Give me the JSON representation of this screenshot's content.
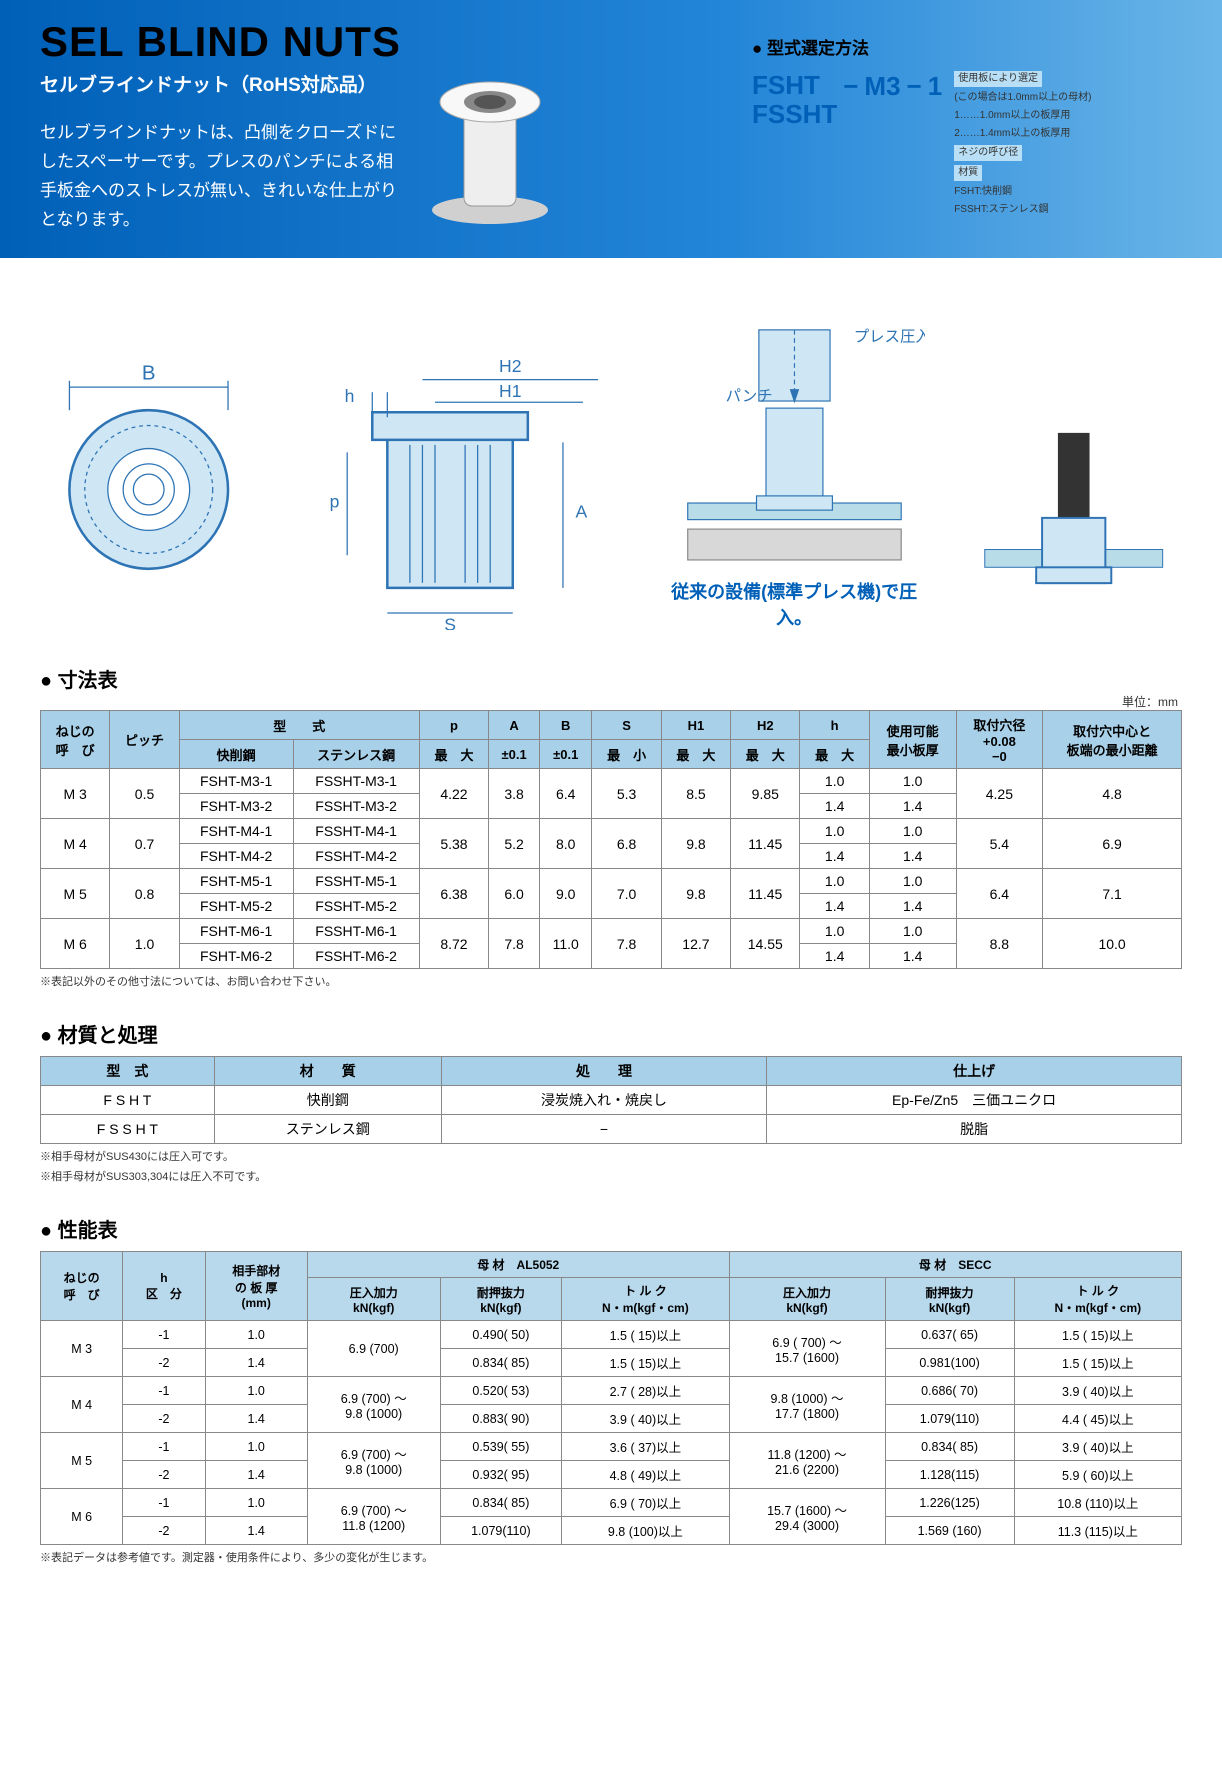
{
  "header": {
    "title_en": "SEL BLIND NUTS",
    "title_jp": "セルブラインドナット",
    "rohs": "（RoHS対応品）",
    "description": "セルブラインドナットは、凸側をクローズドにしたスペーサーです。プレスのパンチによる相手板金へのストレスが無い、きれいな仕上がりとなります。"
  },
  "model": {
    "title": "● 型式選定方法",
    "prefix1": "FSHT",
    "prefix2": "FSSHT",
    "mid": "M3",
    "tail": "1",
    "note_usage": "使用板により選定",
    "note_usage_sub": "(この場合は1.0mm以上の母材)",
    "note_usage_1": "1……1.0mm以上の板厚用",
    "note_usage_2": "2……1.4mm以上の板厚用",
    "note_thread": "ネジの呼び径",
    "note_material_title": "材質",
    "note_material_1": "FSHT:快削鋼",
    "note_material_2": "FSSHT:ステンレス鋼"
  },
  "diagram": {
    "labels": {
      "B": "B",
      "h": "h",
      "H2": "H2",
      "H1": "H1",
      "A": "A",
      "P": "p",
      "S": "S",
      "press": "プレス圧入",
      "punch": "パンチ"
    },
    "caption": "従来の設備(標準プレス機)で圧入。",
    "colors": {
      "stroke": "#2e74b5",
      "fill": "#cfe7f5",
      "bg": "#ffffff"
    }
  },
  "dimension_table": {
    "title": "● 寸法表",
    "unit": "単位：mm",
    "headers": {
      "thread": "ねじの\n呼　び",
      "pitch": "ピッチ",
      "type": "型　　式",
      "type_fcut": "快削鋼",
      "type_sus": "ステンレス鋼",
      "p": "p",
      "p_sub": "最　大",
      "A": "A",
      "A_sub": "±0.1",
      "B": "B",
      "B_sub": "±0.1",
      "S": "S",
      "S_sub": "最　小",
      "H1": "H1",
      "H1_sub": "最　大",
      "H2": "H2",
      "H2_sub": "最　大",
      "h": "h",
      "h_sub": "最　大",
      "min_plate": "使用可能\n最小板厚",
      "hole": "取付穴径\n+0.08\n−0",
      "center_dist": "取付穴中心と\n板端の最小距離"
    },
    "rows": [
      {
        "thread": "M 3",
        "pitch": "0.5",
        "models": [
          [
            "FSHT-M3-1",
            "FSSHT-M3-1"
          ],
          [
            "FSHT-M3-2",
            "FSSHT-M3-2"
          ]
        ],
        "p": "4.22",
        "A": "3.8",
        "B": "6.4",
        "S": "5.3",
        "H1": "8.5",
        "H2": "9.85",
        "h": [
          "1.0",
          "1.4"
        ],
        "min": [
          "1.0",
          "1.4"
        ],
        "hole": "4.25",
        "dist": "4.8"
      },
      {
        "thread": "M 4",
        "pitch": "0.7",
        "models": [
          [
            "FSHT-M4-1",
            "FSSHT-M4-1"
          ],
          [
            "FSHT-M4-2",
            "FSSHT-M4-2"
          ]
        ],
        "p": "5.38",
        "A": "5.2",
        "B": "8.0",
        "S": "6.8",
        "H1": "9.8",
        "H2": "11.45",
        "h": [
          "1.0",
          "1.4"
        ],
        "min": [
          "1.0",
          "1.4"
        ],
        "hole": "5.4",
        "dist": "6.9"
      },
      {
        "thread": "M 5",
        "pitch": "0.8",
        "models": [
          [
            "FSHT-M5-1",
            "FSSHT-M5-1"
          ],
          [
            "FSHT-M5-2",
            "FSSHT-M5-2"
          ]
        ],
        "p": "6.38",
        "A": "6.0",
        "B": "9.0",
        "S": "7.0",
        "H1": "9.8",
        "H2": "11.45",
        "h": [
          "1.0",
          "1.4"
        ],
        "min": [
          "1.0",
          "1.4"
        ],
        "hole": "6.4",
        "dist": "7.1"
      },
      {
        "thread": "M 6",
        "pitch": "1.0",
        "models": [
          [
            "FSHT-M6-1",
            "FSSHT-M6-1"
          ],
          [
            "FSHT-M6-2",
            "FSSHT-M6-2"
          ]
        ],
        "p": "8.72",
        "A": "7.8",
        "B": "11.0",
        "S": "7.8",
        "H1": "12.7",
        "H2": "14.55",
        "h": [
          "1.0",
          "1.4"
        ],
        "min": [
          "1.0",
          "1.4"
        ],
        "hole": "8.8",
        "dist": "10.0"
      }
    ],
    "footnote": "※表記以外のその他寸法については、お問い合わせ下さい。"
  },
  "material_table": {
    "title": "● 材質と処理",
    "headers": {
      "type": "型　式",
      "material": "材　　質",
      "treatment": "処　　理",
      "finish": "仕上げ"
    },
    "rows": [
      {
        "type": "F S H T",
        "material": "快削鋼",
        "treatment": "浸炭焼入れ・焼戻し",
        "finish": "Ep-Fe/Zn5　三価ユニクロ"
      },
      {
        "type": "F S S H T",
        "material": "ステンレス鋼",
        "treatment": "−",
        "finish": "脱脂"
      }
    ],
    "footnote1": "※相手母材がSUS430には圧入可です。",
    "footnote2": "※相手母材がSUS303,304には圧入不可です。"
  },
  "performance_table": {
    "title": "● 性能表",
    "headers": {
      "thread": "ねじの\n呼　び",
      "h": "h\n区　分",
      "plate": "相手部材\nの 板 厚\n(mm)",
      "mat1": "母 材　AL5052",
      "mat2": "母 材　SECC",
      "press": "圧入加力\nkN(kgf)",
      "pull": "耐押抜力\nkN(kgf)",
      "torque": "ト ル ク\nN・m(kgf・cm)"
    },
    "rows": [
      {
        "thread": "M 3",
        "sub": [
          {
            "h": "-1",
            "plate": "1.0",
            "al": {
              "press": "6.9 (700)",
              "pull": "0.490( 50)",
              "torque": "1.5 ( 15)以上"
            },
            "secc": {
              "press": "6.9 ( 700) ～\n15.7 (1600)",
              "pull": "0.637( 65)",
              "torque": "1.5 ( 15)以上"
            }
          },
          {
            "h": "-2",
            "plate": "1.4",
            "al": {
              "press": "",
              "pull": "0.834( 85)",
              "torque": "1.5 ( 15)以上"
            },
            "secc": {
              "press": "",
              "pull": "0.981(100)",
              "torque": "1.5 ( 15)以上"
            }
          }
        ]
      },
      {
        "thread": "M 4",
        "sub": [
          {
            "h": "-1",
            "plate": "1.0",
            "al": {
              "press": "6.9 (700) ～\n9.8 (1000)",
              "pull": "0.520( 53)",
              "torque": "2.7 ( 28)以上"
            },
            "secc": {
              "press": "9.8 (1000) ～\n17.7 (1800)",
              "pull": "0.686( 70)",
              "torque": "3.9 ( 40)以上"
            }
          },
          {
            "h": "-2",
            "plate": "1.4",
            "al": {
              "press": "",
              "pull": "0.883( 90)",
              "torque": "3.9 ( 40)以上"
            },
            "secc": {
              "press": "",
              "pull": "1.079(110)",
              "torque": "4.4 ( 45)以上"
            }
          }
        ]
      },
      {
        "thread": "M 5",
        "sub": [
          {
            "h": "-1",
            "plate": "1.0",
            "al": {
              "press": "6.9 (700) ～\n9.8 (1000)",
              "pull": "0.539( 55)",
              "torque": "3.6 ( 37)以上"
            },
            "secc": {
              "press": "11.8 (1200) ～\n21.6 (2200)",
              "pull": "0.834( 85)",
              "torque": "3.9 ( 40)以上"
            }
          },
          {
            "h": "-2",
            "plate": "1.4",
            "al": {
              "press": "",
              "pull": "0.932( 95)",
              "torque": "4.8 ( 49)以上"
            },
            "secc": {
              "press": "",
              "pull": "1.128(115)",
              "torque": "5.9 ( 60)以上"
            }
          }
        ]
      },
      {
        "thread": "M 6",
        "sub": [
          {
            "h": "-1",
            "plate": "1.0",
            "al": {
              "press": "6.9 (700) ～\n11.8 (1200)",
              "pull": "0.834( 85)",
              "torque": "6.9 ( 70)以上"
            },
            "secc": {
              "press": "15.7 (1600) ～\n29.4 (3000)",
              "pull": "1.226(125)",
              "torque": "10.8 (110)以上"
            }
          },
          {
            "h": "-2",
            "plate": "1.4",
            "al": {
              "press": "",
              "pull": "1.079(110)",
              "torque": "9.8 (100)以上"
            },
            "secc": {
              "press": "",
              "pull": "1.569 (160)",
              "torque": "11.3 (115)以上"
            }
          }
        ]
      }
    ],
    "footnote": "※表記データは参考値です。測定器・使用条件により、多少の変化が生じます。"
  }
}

• Instruction
Extract all lines that hold the word "pitch".

• Result for this exercise
      "pitch": "ピッチ",
        "pitch": "0.5",
        "pitch": "0.7",
        "pitch": "0.8",
        "pitch": "1.0",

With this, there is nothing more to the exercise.